─── EXERCISE INPUT
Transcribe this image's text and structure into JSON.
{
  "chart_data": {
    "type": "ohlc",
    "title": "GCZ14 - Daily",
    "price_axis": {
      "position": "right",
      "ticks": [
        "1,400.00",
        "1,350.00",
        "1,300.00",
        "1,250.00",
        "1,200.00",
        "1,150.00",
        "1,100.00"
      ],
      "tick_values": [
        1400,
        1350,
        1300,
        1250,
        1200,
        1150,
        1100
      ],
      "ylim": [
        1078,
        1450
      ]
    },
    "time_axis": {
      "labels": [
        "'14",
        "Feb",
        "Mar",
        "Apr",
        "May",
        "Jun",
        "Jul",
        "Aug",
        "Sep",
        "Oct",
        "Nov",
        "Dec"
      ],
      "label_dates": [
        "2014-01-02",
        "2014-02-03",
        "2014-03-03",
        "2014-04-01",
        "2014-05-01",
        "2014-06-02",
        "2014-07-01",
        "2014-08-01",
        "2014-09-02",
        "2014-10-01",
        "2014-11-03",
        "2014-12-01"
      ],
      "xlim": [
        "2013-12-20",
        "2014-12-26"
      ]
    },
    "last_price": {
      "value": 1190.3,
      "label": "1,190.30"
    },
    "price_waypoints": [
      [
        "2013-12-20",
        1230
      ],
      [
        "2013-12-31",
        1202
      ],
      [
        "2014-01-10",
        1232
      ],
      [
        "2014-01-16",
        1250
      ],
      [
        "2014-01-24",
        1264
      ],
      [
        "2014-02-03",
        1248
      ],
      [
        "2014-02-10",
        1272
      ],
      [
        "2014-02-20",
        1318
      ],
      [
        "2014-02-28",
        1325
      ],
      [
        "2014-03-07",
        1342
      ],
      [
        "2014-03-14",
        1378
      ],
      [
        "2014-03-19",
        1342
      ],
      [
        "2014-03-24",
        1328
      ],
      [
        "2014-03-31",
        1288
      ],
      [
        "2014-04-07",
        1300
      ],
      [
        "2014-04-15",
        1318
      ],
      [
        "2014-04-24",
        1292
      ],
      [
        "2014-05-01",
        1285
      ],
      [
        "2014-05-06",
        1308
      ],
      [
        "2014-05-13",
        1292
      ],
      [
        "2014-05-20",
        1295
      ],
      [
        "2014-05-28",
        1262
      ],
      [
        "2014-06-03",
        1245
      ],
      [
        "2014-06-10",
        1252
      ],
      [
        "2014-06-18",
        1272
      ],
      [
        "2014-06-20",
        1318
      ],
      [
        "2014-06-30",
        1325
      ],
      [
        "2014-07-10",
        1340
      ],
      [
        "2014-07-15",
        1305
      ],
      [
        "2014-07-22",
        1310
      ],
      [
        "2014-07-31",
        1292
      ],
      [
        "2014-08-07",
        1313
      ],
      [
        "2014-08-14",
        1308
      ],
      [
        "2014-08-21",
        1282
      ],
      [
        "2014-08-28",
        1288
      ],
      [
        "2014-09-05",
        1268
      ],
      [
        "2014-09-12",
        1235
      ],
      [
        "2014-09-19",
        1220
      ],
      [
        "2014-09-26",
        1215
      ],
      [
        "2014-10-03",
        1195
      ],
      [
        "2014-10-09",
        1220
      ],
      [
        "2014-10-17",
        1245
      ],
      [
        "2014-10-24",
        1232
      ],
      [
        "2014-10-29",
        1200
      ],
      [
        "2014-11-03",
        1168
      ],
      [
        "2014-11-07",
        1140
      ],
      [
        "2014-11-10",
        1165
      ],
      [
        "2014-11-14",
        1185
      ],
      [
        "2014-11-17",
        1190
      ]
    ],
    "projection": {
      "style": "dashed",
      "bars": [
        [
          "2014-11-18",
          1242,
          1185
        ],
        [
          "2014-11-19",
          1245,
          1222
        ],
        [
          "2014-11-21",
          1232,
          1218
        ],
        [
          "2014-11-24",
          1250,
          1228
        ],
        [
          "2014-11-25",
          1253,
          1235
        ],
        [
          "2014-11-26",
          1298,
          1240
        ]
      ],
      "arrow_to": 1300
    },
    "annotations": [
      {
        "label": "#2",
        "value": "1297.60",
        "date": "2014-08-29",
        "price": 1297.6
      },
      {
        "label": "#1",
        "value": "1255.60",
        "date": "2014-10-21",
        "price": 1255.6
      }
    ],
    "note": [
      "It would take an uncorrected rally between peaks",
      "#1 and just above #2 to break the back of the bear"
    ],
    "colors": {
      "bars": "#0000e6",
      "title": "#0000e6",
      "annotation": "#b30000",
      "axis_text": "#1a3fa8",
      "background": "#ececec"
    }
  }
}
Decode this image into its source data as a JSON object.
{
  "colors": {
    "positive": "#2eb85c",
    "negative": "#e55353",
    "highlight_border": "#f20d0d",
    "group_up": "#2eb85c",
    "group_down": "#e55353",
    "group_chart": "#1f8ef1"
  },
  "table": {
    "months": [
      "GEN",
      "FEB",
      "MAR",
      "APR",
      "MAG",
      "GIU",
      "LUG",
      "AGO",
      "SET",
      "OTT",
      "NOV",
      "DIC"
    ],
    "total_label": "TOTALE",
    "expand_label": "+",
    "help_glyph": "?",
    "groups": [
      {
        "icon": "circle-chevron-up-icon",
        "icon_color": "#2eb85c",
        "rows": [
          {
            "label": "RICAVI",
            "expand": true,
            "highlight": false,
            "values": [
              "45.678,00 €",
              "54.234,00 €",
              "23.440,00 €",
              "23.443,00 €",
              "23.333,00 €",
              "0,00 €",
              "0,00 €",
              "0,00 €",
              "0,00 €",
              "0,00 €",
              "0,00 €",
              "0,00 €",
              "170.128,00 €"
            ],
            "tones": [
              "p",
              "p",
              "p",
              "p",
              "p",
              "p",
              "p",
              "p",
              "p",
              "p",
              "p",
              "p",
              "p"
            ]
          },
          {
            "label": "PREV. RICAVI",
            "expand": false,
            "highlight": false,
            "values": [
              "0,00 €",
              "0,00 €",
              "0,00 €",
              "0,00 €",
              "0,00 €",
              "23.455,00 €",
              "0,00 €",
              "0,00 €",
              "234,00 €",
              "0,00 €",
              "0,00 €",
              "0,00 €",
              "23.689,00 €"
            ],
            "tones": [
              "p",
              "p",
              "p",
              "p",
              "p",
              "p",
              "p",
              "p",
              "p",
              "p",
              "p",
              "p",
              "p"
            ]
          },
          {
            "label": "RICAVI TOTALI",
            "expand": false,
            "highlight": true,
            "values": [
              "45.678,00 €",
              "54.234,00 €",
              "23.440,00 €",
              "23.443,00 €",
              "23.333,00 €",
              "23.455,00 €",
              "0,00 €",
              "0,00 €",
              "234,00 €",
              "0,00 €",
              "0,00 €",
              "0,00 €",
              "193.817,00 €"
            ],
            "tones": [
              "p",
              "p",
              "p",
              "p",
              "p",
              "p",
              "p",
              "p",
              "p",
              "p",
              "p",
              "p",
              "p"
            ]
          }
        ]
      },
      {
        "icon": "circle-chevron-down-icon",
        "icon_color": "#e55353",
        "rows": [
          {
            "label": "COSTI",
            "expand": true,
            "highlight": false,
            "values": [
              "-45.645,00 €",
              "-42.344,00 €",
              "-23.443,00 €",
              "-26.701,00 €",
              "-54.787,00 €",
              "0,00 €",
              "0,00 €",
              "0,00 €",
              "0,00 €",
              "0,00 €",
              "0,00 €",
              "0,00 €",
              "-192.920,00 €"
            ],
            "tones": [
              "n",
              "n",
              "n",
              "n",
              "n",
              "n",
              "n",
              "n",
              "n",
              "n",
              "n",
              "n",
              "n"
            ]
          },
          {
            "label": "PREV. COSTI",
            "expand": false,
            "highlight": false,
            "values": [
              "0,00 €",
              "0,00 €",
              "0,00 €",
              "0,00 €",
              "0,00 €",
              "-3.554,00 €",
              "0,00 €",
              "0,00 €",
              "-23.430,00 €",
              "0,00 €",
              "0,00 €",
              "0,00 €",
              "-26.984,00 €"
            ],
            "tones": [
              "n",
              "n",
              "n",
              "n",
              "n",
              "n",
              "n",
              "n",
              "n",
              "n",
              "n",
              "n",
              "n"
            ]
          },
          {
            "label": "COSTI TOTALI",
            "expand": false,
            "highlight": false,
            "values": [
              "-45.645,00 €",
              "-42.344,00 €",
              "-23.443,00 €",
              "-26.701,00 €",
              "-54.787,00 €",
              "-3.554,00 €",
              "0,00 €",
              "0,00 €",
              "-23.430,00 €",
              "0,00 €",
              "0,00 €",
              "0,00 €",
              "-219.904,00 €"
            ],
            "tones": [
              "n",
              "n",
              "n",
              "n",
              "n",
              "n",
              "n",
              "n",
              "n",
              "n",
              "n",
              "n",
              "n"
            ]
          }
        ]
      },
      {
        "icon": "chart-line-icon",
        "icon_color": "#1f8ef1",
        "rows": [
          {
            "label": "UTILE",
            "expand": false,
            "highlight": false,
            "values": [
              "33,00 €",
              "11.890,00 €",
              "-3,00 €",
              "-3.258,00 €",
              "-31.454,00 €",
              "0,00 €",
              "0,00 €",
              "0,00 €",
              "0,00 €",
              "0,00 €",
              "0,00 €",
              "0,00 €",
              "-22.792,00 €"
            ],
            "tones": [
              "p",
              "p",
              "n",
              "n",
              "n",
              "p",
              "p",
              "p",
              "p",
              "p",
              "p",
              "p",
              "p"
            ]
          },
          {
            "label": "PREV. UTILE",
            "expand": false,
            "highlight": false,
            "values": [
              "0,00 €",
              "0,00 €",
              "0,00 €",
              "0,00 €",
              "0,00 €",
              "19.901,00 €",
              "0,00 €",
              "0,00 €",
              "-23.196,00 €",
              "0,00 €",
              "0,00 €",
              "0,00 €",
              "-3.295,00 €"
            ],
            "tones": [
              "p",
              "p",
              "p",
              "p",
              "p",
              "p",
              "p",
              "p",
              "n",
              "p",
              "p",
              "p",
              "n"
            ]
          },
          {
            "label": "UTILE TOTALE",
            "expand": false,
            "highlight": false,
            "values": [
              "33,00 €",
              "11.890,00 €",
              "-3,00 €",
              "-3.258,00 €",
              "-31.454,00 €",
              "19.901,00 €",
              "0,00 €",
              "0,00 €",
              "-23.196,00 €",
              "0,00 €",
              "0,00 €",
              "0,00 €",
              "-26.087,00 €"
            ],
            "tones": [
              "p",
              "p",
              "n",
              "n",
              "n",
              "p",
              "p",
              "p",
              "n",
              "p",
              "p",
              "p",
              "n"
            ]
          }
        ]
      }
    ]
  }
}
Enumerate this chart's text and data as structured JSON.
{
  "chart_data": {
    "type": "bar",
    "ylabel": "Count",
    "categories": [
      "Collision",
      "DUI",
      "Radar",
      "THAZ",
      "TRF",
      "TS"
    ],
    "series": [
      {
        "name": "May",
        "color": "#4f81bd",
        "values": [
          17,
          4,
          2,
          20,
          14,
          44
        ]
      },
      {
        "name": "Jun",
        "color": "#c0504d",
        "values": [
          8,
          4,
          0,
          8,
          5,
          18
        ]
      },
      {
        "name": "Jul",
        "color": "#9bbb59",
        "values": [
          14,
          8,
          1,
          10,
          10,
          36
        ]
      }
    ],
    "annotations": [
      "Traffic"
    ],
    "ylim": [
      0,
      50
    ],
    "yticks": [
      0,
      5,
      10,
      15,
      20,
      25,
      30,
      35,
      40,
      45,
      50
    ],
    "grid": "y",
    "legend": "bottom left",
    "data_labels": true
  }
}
──────
WHAT YOU NEED TO DO
Lines that hold "image" are the ones to copy; find all of them.

TASK RESPONSE
Transcribe this image's text and structure into JSON.
Decode this image into its source data as a JSON object.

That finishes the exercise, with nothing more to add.